(YOUR GOAL): Transcribe exactly, and only, the lines that run from the one containing "Output a JSON" through the end of the records.

# # # # # # #

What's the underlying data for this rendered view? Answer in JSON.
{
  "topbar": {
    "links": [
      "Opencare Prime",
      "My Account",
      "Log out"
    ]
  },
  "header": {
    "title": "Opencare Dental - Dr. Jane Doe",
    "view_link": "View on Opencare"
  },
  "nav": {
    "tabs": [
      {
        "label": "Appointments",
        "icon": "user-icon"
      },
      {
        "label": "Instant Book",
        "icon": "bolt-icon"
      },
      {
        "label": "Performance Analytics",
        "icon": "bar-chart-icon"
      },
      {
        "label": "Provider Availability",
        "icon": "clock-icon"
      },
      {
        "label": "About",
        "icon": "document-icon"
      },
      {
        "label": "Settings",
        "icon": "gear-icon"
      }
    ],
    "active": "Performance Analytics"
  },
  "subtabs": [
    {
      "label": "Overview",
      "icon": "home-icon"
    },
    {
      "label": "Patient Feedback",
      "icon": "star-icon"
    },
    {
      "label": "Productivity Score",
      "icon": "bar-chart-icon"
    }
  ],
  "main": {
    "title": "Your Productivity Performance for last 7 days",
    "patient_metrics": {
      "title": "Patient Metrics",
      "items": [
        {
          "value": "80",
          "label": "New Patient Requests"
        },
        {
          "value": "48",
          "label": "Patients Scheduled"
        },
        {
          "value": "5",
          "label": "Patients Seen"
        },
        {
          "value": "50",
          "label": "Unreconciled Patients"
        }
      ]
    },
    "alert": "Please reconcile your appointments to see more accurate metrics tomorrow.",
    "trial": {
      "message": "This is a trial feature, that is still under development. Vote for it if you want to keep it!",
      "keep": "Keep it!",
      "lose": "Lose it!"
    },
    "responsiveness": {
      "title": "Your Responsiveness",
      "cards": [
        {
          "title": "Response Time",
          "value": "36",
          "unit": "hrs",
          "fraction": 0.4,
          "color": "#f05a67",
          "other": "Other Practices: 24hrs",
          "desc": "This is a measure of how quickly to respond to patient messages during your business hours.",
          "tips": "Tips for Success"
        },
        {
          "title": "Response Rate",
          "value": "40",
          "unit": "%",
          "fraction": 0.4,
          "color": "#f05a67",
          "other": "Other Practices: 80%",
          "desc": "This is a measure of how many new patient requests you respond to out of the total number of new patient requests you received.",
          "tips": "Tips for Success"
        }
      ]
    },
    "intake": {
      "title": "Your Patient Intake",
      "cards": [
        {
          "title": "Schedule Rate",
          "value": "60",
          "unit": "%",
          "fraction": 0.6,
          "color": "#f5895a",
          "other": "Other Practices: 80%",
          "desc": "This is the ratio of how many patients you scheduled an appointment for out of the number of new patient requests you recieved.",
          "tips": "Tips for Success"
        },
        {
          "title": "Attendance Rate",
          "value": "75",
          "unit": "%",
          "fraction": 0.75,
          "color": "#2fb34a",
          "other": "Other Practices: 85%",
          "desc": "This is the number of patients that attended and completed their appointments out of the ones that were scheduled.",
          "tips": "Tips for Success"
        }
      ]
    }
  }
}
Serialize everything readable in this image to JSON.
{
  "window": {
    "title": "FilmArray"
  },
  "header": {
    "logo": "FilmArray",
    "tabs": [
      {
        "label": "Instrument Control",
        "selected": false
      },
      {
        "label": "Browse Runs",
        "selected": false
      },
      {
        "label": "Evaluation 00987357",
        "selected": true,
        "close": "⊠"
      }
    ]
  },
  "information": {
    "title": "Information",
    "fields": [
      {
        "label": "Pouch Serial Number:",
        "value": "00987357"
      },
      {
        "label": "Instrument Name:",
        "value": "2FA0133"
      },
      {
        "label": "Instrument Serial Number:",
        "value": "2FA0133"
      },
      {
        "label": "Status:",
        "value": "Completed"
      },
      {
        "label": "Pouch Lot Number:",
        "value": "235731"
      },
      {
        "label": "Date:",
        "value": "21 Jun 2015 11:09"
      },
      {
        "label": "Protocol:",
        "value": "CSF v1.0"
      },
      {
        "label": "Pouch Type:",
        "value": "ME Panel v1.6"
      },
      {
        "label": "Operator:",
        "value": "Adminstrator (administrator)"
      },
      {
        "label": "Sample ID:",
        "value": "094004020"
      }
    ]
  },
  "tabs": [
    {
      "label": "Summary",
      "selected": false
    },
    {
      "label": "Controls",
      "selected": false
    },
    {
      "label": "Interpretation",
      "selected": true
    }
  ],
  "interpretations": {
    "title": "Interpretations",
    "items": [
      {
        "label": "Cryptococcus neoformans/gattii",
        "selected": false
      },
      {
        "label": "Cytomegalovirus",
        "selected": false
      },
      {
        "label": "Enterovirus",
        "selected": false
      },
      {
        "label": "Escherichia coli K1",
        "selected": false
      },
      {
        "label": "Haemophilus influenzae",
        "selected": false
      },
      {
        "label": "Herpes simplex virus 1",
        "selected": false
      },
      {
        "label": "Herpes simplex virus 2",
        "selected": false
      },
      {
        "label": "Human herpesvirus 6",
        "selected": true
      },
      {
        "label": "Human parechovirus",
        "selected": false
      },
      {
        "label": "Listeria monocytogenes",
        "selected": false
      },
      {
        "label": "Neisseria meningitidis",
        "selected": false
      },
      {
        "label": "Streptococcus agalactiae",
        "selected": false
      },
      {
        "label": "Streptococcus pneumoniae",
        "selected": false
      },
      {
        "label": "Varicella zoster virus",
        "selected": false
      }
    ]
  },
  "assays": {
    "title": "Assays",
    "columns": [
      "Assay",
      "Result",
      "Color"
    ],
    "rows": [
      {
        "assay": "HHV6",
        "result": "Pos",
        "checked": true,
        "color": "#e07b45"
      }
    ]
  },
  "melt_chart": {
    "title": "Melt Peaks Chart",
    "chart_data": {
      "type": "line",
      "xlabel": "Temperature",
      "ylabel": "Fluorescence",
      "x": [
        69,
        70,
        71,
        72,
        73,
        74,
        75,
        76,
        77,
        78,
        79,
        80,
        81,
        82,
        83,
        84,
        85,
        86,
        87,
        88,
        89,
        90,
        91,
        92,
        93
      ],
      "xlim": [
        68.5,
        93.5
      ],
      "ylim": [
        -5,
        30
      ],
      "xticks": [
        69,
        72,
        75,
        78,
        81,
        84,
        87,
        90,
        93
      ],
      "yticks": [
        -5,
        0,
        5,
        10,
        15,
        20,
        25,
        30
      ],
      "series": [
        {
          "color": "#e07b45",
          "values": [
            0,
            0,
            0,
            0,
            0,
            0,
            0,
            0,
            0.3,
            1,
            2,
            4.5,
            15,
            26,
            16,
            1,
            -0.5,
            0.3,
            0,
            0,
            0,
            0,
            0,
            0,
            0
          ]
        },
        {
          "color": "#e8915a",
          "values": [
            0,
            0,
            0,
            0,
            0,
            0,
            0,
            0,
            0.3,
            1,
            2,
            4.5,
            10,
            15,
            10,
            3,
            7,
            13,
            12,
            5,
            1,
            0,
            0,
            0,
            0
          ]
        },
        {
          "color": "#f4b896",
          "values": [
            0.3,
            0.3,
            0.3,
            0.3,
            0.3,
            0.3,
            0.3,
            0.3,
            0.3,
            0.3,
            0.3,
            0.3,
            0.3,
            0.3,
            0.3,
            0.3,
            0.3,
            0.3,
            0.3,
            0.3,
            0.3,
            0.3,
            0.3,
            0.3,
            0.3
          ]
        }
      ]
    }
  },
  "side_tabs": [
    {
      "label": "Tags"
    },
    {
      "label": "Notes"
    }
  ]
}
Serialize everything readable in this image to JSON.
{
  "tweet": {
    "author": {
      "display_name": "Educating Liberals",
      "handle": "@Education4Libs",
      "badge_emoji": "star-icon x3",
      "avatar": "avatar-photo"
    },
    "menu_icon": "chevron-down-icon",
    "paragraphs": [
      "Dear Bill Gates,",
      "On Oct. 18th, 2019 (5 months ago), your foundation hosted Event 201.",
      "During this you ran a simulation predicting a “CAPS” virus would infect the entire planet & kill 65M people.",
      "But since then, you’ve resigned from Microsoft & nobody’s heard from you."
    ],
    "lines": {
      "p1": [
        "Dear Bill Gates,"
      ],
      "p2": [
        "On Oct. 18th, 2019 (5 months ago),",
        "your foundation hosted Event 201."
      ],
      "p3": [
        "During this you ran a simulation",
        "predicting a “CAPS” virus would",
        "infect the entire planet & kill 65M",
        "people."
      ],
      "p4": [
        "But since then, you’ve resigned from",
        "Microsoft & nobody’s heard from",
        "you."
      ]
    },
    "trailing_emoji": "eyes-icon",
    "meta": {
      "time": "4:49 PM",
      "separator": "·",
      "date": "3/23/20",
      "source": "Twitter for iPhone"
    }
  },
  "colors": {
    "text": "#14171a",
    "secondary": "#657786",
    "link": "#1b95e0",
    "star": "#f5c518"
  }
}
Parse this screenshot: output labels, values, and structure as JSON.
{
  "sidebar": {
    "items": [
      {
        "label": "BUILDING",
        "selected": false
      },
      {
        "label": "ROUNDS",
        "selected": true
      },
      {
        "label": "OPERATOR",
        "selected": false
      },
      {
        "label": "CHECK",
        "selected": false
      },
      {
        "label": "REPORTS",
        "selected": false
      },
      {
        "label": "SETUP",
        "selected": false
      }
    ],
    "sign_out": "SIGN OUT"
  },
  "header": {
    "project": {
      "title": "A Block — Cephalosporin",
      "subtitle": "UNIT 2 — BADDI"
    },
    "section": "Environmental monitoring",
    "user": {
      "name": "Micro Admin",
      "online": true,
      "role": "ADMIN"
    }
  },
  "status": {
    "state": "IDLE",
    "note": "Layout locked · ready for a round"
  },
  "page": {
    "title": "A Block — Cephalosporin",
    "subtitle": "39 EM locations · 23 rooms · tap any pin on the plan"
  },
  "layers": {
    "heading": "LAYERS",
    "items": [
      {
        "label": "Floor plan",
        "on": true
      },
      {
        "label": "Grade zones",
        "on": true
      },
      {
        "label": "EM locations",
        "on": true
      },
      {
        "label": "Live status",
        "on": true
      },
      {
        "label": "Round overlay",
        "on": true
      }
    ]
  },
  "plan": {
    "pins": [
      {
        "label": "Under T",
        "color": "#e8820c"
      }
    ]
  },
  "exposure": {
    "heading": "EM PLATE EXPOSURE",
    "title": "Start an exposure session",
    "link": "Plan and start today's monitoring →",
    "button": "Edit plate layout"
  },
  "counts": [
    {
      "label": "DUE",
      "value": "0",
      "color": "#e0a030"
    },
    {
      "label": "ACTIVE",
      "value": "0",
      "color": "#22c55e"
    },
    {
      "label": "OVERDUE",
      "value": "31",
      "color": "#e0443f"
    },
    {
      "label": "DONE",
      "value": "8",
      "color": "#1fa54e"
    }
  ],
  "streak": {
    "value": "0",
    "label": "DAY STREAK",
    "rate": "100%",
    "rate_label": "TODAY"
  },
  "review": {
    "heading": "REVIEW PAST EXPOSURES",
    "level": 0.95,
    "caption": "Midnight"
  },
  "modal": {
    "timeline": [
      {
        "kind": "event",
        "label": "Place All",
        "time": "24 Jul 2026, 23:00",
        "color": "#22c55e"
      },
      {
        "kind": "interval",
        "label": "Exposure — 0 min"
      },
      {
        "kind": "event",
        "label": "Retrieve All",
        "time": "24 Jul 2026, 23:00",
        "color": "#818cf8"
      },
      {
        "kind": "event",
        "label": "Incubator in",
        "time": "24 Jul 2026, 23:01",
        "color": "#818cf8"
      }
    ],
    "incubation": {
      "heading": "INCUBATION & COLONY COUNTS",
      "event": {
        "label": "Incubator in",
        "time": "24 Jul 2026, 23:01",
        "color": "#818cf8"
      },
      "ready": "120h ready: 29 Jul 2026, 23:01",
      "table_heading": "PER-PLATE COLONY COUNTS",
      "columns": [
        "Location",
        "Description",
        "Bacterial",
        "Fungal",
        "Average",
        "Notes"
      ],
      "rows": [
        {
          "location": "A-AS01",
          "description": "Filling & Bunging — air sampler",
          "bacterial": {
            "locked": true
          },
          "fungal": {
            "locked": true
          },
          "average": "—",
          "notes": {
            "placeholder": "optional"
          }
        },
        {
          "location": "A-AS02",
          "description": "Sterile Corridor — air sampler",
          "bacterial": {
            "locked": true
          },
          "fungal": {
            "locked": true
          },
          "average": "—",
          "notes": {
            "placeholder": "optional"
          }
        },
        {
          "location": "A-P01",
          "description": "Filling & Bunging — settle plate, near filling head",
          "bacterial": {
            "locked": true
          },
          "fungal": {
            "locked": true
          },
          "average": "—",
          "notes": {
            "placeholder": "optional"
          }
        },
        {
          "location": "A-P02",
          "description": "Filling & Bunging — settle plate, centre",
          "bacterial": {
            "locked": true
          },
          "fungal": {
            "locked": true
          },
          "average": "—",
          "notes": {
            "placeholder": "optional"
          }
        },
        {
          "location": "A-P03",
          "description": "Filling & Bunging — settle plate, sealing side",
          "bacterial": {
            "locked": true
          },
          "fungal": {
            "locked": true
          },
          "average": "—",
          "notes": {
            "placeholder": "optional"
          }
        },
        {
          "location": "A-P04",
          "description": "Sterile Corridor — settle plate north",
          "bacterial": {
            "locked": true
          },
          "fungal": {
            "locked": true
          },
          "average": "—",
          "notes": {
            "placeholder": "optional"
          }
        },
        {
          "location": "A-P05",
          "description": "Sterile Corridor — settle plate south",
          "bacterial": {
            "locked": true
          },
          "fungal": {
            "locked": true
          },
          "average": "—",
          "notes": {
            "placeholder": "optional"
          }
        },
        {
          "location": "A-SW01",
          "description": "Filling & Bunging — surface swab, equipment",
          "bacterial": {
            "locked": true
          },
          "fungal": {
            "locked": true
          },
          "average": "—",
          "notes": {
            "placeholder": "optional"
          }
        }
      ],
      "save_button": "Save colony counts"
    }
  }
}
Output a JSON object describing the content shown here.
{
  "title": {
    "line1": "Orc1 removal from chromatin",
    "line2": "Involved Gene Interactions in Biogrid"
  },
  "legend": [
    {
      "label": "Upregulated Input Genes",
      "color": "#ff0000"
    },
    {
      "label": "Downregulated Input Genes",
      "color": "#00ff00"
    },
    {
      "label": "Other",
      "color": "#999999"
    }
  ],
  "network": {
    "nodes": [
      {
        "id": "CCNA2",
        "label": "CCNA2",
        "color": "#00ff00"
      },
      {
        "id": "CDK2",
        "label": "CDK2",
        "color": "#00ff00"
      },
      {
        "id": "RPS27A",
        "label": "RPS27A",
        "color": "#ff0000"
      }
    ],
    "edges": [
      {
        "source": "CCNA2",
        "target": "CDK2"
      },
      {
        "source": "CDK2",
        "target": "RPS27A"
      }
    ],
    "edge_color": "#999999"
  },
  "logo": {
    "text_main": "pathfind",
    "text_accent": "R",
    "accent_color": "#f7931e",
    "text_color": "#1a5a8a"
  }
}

# # # # # # #

(EXPECTED OUTPUT):
Output a JSON object describing the content shown here.
{
  "title": {
    "line1": "Orc1 removal from chromatin",
    "line2": "Involved Gene Interactions in Biogrid"
  },
  "legend": [
    {
      "label": "Upregulated Input Genes",
      "color": "#ff0000"
    },
    {
      "label": "Downregulated Input Genes",
      "color": "#00ff00"
    },
    {
      "label": "Other",
      "color": "#999999"
    }
  ],
  "network": {
    "nodes": [
      {
        "id": "CCNA2",
        "label": "CCNA2",
        "color": "#00ff00"
      },
      {
        "id": "CDK2",
        "label": "CDK2",
        "color": "#00ff00"
      },
      {
        "id": "RPS27A",
        "label": "RPS27A",
        "color": "#ff0000"
      }
    ],
    "edges": [
      {
        "source": "CCNA2",
        "target": "CDK2"
      },
      {
        "source": "CDK2",
        "target": "RPS27A"
      }
    ],
    "edge_color": "#999999"
  },
  "logo": {
    "text_main": "pathfind",
    "text_accent": "R",
    "accent_color": "#f7931e",
    "text_color": "#1a5a8a"
  }
}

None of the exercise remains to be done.